Search the listing below for the word "заказчиков" and copy each line that holds it.
#### Extracted records ####
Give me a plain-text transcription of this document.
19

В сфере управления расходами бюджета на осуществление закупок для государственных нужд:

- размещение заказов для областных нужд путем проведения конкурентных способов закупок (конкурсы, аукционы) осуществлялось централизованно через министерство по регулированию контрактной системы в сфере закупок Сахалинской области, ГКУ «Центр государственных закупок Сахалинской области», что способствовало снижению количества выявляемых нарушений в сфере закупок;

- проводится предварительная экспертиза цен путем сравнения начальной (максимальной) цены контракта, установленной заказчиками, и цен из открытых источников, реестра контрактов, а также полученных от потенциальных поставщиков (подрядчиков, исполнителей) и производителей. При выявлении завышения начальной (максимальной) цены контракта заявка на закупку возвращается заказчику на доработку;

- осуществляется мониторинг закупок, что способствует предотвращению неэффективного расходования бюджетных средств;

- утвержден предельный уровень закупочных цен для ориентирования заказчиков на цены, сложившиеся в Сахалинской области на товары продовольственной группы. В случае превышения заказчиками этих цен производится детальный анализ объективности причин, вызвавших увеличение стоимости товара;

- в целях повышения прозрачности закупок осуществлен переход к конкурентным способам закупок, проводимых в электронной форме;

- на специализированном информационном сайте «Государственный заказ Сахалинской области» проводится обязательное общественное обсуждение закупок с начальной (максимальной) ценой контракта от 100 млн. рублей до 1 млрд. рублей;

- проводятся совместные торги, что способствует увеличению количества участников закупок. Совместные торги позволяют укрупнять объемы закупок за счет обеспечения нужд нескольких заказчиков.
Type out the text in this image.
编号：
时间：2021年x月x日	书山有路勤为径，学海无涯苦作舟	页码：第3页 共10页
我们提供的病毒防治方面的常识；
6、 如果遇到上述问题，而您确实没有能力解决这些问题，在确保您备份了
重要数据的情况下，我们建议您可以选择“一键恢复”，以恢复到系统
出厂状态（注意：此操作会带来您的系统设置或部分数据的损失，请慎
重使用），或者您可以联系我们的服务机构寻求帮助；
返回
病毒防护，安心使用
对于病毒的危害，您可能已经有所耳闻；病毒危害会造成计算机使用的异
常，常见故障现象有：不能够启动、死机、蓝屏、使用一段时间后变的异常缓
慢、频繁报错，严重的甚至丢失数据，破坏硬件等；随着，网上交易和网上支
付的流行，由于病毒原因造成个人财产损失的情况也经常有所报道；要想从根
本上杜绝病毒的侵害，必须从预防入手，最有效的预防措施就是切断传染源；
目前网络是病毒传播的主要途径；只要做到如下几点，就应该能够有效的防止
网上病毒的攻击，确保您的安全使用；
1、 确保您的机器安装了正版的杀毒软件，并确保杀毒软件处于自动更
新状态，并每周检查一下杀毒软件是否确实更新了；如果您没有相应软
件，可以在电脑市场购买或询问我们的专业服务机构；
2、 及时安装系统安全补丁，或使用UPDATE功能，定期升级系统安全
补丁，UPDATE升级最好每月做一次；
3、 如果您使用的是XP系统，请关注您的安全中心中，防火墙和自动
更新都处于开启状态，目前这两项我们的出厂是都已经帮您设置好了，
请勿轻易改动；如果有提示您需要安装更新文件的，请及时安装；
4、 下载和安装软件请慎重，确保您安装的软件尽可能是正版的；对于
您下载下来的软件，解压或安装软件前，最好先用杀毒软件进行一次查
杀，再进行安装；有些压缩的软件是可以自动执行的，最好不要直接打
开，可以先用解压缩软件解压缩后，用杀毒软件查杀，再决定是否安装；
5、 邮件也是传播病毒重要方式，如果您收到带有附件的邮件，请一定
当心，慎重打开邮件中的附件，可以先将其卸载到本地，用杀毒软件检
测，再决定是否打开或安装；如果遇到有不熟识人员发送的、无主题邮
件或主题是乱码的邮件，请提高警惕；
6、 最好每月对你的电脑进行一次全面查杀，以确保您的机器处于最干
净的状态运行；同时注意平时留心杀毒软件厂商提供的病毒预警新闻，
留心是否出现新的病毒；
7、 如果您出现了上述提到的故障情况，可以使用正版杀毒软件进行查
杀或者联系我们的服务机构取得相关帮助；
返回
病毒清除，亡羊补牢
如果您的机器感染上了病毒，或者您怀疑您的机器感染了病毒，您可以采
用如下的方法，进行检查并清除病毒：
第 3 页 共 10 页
####
Written reply —
- утвержден предельный уровень закупочных цен для ориентирования заказчиков на цены, сложившиеся в Сахалинской области на товары продовольственной группы. В случае превышения заказчиками этих цен производится детальный анализ объективности причин, вызвавших увеличение стоимости товара;
- проводятся совместные торги, что способствует увеличению количества участников закупок. Совместные торги позволяют укрупнять объемы закупок за счет обеспечения нужд нескольких заказчиков.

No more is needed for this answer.